▶ _Consigne donnée A_:
D'après l'article sur le Masters 1000 de Paris, quel anniversaire le tournoi fête-t-il en 2025 ?
▶ _Consigne donnée B_:
Dans l'article sur le Masters 1000 de Paris, transformez en liste concise le paragraphe qui commence par « La salle de Bercy, polyvalente et omnisports », sans perdre ses faits principaux.
**** Passage retenu ****
Pourquoi le Masters 1000 de Paris passe de Bercy à La Défense
Le dernier Masters 1000 de la saison, disputé à Paris, change d'écrin et va débuter cette année une nouvelle ère, à la Défense Arena après avoir été longtemps le "tournoi de Bercy".
Dans le sport comme ailleurs, les anniversaires sont des occasions pour célébrer, un lieu ou un événement. Combien de "maillots collectors", d'"éditions exceptionnelles" ont fait les petites histoires de nombreuses disciplines ? En 2025, le tournoi de Paris de tennis souffle ses 40 bougies. Mais avec comme cadeau un déménagement contraint et forcé de l'historique enceinte de Bercy à celle plus moderne de la Défense Arena. Drôle de timing ou moment idéal pour voir les choses en grand ? La vérité se situe sans doute un peu entre les deux.
Le Masters 1000 parisien a toujours joui d'une réputation flatteuse, auprès du public parisien comme des joueurs. Ultime M1000 du calendrier, le rendez-vous de la capitale offrait une atmosphère à la fois chaude voire électrique, en pleines vacances scolaires, et connaisseuse dans la ville de Roland-Garros. Bercy, son trophée en forme d'arbre, son tunnel et ses hexagones pour l'entrée des joueurs sur le court central… C'était une identité, un style à part. Mais aussi un tournoi d'un "autre temps", alors que le circuit mondial tend de plus en plus vers un élan de modernité et de nouveauté, comme en atteste le 10e Masters 1000 annoncé ces derniers jours en Arabie saoudite à partir de 2028.
Risque de déclassement
La salle de Bercy, polyvalente et omnisports, n'était pas pensée pour recevoir spécifiquement la petite balle jaune. Et cela a fini par peser lourd aux yeux de l'ATP, le circuit masculin. "On savait qu'on était dans le non-respect de certains standards", s'est expliqué Cédric Pioline, le directeur du tournoi à l'émission Retour Gagnant d'Eurosport. "Alors, ça commence par une amende puis une amende beaucoup plus forte (250 000 dollars la première année, 500 000 dollars la seconde). Et puis, au bout de 4 ou 5 ans, si vous ne vous conformez pas, il y a la possibilité de descendre d'une catégorie"
**** Items fournis ****
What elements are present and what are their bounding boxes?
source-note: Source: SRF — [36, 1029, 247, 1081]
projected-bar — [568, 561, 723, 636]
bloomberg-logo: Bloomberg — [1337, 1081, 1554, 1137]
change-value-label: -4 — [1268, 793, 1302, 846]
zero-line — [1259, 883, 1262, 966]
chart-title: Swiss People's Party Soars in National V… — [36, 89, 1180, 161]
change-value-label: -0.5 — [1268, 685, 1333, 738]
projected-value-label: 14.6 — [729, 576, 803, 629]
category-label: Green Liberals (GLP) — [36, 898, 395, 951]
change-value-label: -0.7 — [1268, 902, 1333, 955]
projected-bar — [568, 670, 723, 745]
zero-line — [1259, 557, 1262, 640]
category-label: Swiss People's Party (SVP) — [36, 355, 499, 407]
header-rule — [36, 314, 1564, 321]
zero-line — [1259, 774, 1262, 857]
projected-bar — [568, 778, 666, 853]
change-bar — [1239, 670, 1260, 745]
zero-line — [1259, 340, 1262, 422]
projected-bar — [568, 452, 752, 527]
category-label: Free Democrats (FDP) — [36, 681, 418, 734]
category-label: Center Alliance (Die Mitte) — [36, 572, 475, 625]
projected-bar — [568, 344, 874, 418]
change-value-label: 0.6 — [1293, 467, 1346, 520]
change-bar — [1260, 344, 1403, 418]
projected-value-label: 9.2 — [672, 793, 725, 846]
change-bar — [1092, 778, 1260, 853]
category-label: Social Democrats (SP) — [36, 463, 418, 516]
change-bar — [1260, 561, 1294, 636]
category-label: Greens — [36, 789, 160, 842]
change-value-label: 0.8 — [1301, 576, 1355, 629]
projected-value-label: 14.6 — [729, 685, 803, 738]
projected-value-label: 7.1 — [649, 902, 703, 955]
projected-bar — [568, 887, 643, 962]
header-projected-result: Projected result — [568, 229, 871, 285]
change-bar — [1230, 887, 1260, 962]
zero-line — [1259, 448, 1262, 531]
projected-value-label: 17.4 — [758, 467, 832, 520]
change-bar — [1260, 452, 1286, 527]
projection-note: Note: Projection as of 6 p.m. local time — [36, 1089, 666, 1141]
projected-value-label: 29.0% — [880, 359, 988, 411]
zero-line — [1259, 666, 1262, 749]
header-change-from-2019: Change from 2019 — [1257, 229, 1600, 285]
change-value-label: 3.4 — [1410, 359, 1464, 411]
****
▶ _Réponse rédigée A_:
En 2025, le tournoi de Paris de tennis fête ses 40 ans.

▶ _Réponse rédigée B_:
- La salle de Bercy, polyvalente et omnisports, n'était pas conçue spécifiquement pour le tennis.
- Ce point a fini par peser lourd aux yeux de l'ATP, le circuit masculin.
- Cédric Pioline, directeur du tournoi, a expliqué dans l'émission Retour Gagnant d'Eurosport que l'organisation savait ne pas respecter certains standards.
- Les sanctions prévues commencent par une amende de 250 000 dollars la première année, puis de 500 000 dollars la deuxième.
- Sans mise en conformité au bout de 4 ou 5 ans, le tournoi pouvait descendre d'une catégorie.